Start Data section
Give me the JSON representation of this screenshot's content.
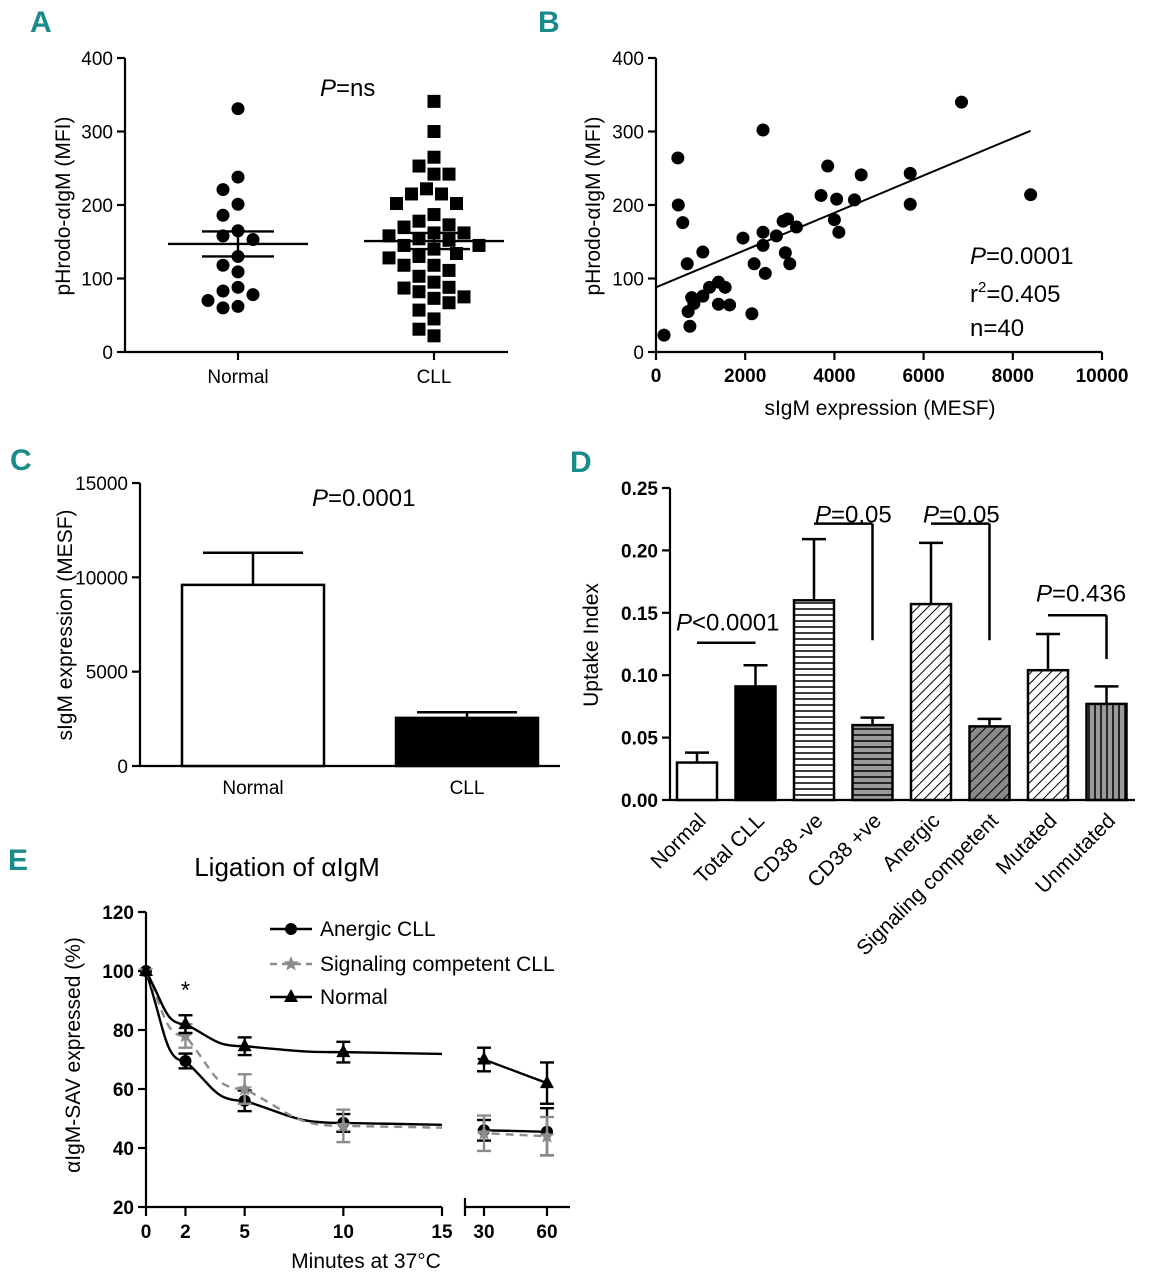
{
  "panels": {
    "A": {
      "label": "A"
    },
    "B": {
      "label": "B"
    },
    "C": {
      "label": "C"
    },
    "D": {
      "label": "D"
    },
    "E": {
      "label": "E"
    }
  },
  "chart_data": [
    {
      "id": "A",
      "type": "scatter",
      "ylabel": "pHrodo-αIgM (MFI)",
      "ylim": [
        0,
        400
      ],
      "yticks": [
        0,
        100,
        200,
        300,
        400
      ],
      "categories": [
        "Normal",
        "CLL"
      ],
      "annotation_italic": "P",
      "annotation_rest": "=ns",
      "groups": [
        {
          "name": "Normal",
          "marker": "circle",
          "mean": 147,
          "sem_low": 130,
          "sem_high": 164,
          "values": [
            331,
            238,
            221,
            201,
            186,
            165,
            158,
            153,
            130,
            118,
            109,
            88,
            83,
            78,
            70,
            62,
            60
          ]
        },
        {
          "name": "CLL",
          "marker": "square",
          "mean": 151,
          "sem_low": 140,
          "sem_high": 162,
          "values": [
            341,
            300,
            265,
            253,
            242,
            242,
            222,
            215,
            215,
            202,
            202,
            187,
            178,
            173,
            170,
            162,
            162,
            158,
            154,
            152,
            145,
            145,
            140,
            134,
            130,
            128,
            118,
            118,
            111,
            103,
            95,
            88,
            87,
            82,
            75,
            73,
            67,
            57,
            45,
            31,
            22
          ]
        }
      ]
    },
    {
      "id": "B",
      "type": "scatter",
      "xlabel": "sIgM expression (MESF)",
      "ylabel": "pHrodo-αIgM (MFI)",
      "xlim": [
        0,
        10000
      ],
      "ylim": [
        0,
        400
      ],
      "xticks": [
        0,
        2000,
        4000,
        6000,
        8000,
        10000
      ],
      "yticks": [
        0,
        100,
        200,
        300,
        400
      ],
      "fit_line": {
        "x": [
          0,
          8400
        ],
        "y": [
          88,
          301
        ]
      },
      "stats": {
        "p_italic": "P",
        "p_rest": "=0.0001",
        "r2_prefix": "r",
        "r2_sup": "2",
        "r2_rest": "=0.405",
        "n": "n=40"
      },
      "points": [
        {
          "x": 180,
          "y": 23
        },
        {
          "x": 490,
          "y": 264
        },
        {
          "x": 500,
          "y": 200
        },
        {
          "x": 600,
          "y": 176
        },
        {
          "x": 700,
          "y": 120
        },
        {
          "x": 720,
          "y": 55
        },
        {
          "x": 760,
          "y": 35
        },
        {
          "x": 800,
          "y": 74
        },
        {
          "x": 850,
          "y": 66
        },
        {
          "x": 1050,
          "y": 76
        },
        {
          "x": 1050,
          "y": 136
        },
        {
          "x": 1200,
          "y": 88
        },
        {
          "x": 1400,
          "y": 95
        },
        {
          "x": 1400,
          "y": 65
        },
        {
          "x": 1550,
          "y": 88
        },
        {
          "x": 1650,
          "y": 64
        },
        {
          "x": 1950,
          "y": 155
        },
        {
          "x": 2150,
          "y": 52
        },
        {
          "x": 2200,
          "y": 120
        },
        {
          "x": 2400,
          "y": 145
        },
        {
          "x": 2400,
          "y": 302
        },
        {
          "x": 2400,
          "y": 163
        },
        {
          "x": 2450,
          "y": 107
        },
        {
          "x": 2700,
          "y": 158
        },
        {
          "x": 2850,
          "y": 178
        },
        {
          "x": 2900,
          "y": 135
        },
        {
          "x": 2950,
          "y": 181
        },
        {
          "x": 3000,
          "y": 120
        },
        {
          "x": 3150,
          "y": 170
        },
        {
          "x": 3700,
          "y": 213
        },
        {
          "x": 3850,
          "y": 253
        },
        {
          "x": 4000,
          "y": 180
        },
        {
          "x": 4050,
          "y": 208
        },
        {
          "x": 4100,
          "y": 163
        },
        {
          "x": 4450,
          "y": 207
        },
        {
          "x": 4600,
          "y": 241
        },
        {
          "x": 5700,
          "y": 243
        },
        {
          "x": 5700,
          "y": 201
        },
        {
          "x": 6850,
          "y": 340
        },
        {
          "x": 8400,
          "y": 214
        }
      ]
    },
    {
      "id": "C",
      "type": "bar",
      "ylabel": "sIgM expression (MESF)",
      "ylim": [
        0,
        15000
      ],
      "yticks": [
        0,
        5000,
        10000,
        15000
      ],
      "categories": [
        "Normal",
        "CLL"
      ],
      "values": [
        9600,
        2550
      ],
      "errors": [
        1700,
        300
      ],
      "fills": [
        "#ffffff",
        "#000000"
      ],
      "annotation_italic": "P",
      "annotation_rest": "=0.0001"
    },
    {
      "id": "D",
      "type": "bar",
      "ylabel": "Uptake Index",
      "ylim": [
        0,
        0.25
      ],
      "yticks": [
        "0.00",
        "0.05",
        "0.10",
        "0.15",
        "0.20",
        "0.25"
      ],
      "categories": [
        "Normal",
        "Total CLL",
        "CD38 -ve",
        "CD38 +ve",
        "Anergic",
        "Signaling competent",
        "Mutated",
        "Unmutated"
      ],
      "values": [
        0.03,
        0.091,
        0.16,
        0.06,
        0.157,
        0.059,
        0.104,
        0.077
      ],
      "errors": [
        0.008,
        0.017,
        0.049,
        0.006,
        0.049,
        0.006,
        0.029,
        0.014
      ],
      "patterns": [
        "white",
        "black",
        "hlines",
        "hlines-grey",
        "diag",
        "diag-grey",
        "diag",
        "vlines-grey"
      ],
      "comparisons": [
        {
          "italic": "P",
          "rest": "<0.0001"
        },
        {
          "italic": "P",
          "rest": "=0.05"
        },
        {
          "italic": "P",
          "rest": "=0.05"
        },
        {
          "italic": "P",
          "rest": "=0.436"
        }
      ]
    },
    {
      "id": "E",
      "type": "line",
      "title": "Ligation of αIgM",
      "xlabel": "Minutes at 37°C",
      "ylabel": "αIgM-SAV expressed (%)",
      "ylim": [
        20,
        120
      ],
      "yticks": [
        20,
        40,
        60,
        80,
        100,
        120
      ],
      "xticks": [
        "0",
        "2",
        "5",
        "10",
        "15",
        "30",
        "60"
      ],
      "x": [
        0,
        2,
        5,
        10,
        30,
        60
      ],
      "star": "*",
      "series": [
        {
          "name": "Anergic CLL",
          "marker": "circle",
          "color": "#000000",
          "dashed": false,
          "values": [
            100,
            69.5,
            56,
            48.5,
            46,
            45.5
          ],
          "errors": [
            0,
            2.5,
            3.5,
            3,
            3.5,
            8
          ]
        },
        {
          "name": "Signaling competent CLL",
          "marker": "star",
          "color": "#8c8c8c",
          "dashed": true,
          "values": [
            100,
            78,
            60,
            47.5,
            45,
            44
          ],
          "errors": [
            0,
            4,
            5,
            5.5,
            6,
            6.5
          ]
        },
        {
          "name": "Normal",
          "marker": "triangle",
          "color": "#000000",
          "dashed": false,
          "values": [
            100,
            82,
            74.5,
            72.5,
            70,
            62
          ],
          "errors": [
            0,
            3,
            3,
            3.5,
            4,
            7
          ]
        }
      ]
    }
  ]
}
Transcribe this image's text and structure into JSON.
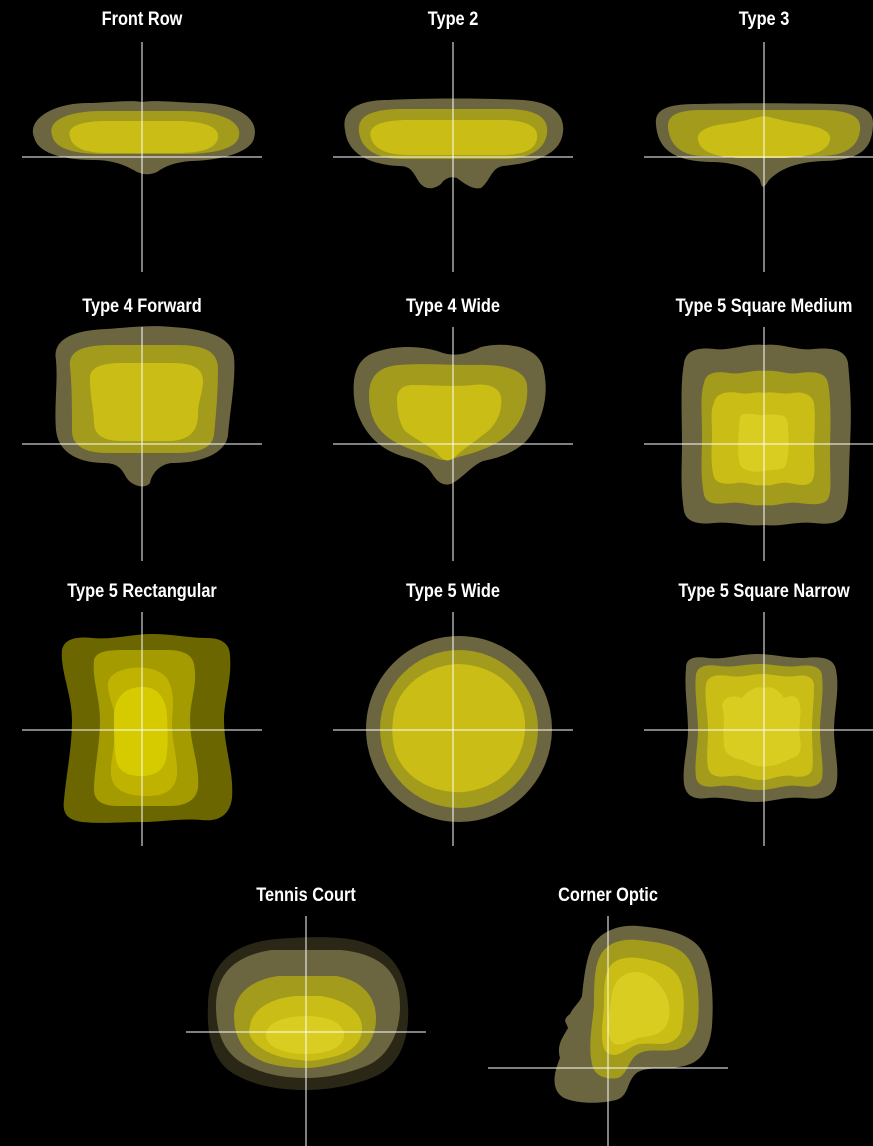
{
  "colors": {
    "background": "#000000",
    "title": "#ffffff",
    "axis": "#ffffff",
    "outer_zone": "#6b6540",
    "middle_zone": "#a39b1c",
    "inner_zone": "#c9bd16",
    "core_zone": "#d8cd20"
  },
  "panels": [
    {
      "title": "Front Row"
    },
    {
      "title": "Type 2"
    },
    {
      "title": "Type 3"
    },
    {
      "title": "Type 4 Forward"
    },
    {
      "title": "Type 4 Wide"
    },
    {
      "title": "Type 5 Square Medium"
    },
    {
      "title": "Type 5 Rectangular"
    },
    {
      "title": "Type 5 Wide"
    },
    {
      "title": "Type 5 Square Narrow"
    },
    {
      "title": "Tennis Court"
    },
    {
      "title": "Corner Optic"
    }
  ]
}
End Data section
• Job: Skip the pictures and copy exactly the lines from the one containing "Transcribe this image's" through the end of the material, both ends included.

• Result:
Transcribe this image's text and structure into JSON.
{
  "colors": {
    "background": "#000000",
    "title": "#ffffff",
    "axis": "#ffffff",
    "outer_zone": "#6b6540",
    "middle_zone": "#a39b1c",
    "inner_zone": "#c9bd16",
    "core_zone": "#d8cd20"
  },
  "panels": [
    {
      "title": "Front Row"
    },
    {
      "title": "Type 2"
    },
    {
      "title": "Type 3"
    },
    {
      "title": "Type 4 Forward"
    },
    {
      "title": "Type 4 Wide"
    },
    {
      "title": "Type 5 Square Medium"
    },
    {
      "title": "Type 5 Rectangular"
    },
    {
      "title": "Type 5 Wide"
    },
    {
      "title": "Type 5 Square Narrow"
    },
    {
      "title": "Tennis Court"
    },
    {
      "title": "Corner Optic"
    }
  ]
}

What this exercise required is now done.